● **Exercise requirements**: Gather every line from the entries below that includes "bund".

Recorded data
════
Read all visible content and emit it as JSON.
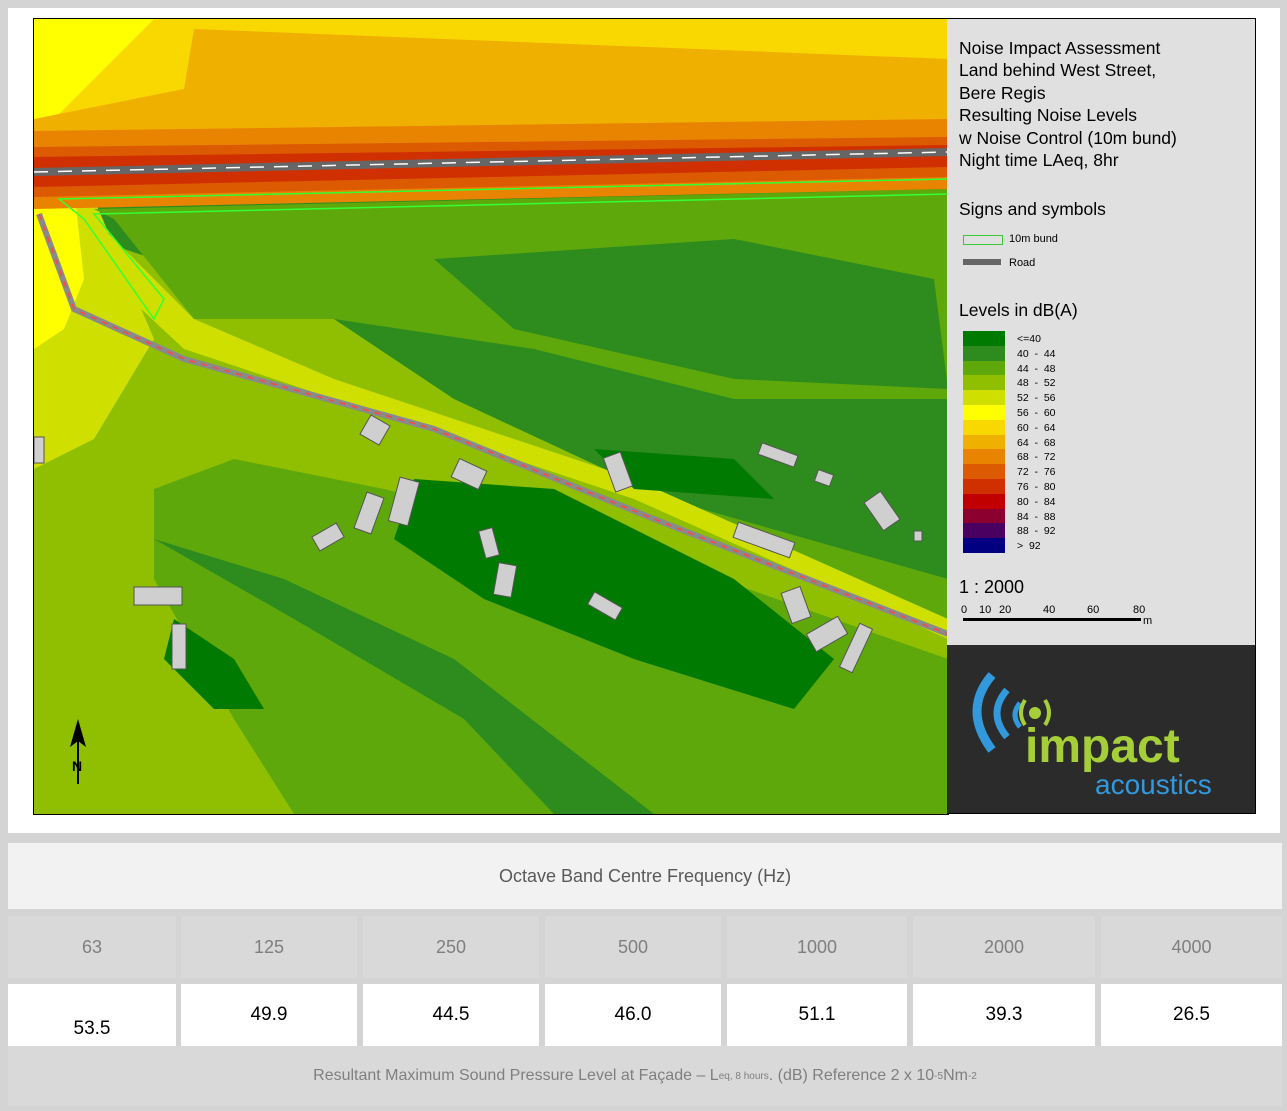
{
  "legend": {
    "title_lines": [
      "Noise Impact Assessment",
      "Land behind West Street,",
      "Bere Regis",
      "Resulting Noise Levels",
      "w Noise Control (10m bund)",
      "Night time LAeq, 8hr"
    ],
    "signs_title": "Signs and symbols",
    "symbols": [
      {
        "label": "10m bund",
        "color": "#33cc33"
      },
      {
        "label": "Road",
        "color": "#666666"
      }
    ],
    "levels_title": "Levels in dB(A)",
    "levels": [
      {
        "label": "<=40",
        "color": "#007a00"
      },
      {
        "label": "40  -  44",
        "color": "#2e8b1e"
      },
      {
        "label": "44  -  48",
        "color": "#5fa80c"
      },
      {
        "label": "48  -  52",
        "color": "#8fbf00"
      },
      {
        "label": "52  -  56",
        "color": "#cfe000"
      },
      {
        "label": "56  -  60",
        "color": "#ffff00"
      },
      {
        "label": "60  -  64",
        "color": "#f8d800"
      },
      {
        "label": "64  -  68",
        "color": "#f0b000"
      },
      {
        "label": "68  -  72",
        "color": "#e88400"
      },
      {
        "label": "72  -  76",
        "color": "#dc5a00"
      },
      {
        "label": "76  -  80",
        "color": "#d03000"
      },
      {
        "label": "80  -  84",
        "color": "#c00000"
      },
      {
        "label": "84  -  88",
        "color": "#8c0030"
      },
      {
        "label": "88  -  92",
        "color": "#4a0060"
      },
      {
        "label": ">  92",
        "color": "#000080"
      }
    ],
    "scale": "1 : 2000",
    "scale_ticks": [
      "0",
      "10",
      "20",
      "40",
      "60",
      "80"
    ],
    "scale_unit": "m",
    "north": "N"
  },
  "logo": {
    "brand_main": "impact",
    "brand_sub": "acoustics",
    "accent": "#3399dd",
    "green": "#a6ce39"
  },
  "table": {
    "header": "Octave Band Centre Frequency (Hz)",
    "frequencies": [
      "63",
      "125",
      "250",
      "500",
      "1000",
      "2000",
      "4000"
    ],
    "values": [
      "53.5",
      "49.9",
      "44.5",
      "46.0",
      "51.1",
      "39.3",
      "26.5"
    ],
    "footer_pre": "Resultant Maximum Sound Pressure Level at Façade – L",
    "footer_sub": "eq, 8 hours",
    "footer_mid": ". (dB) Reference 2 x 10",
    "footer_sup1": "-5",
    "footer_post": " Nm",
    "footer_sup2": "-2"
  }
}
════
● **Solution to the exercise**:
      "w Noise Control (10m bund)",
        "label": "10m bund",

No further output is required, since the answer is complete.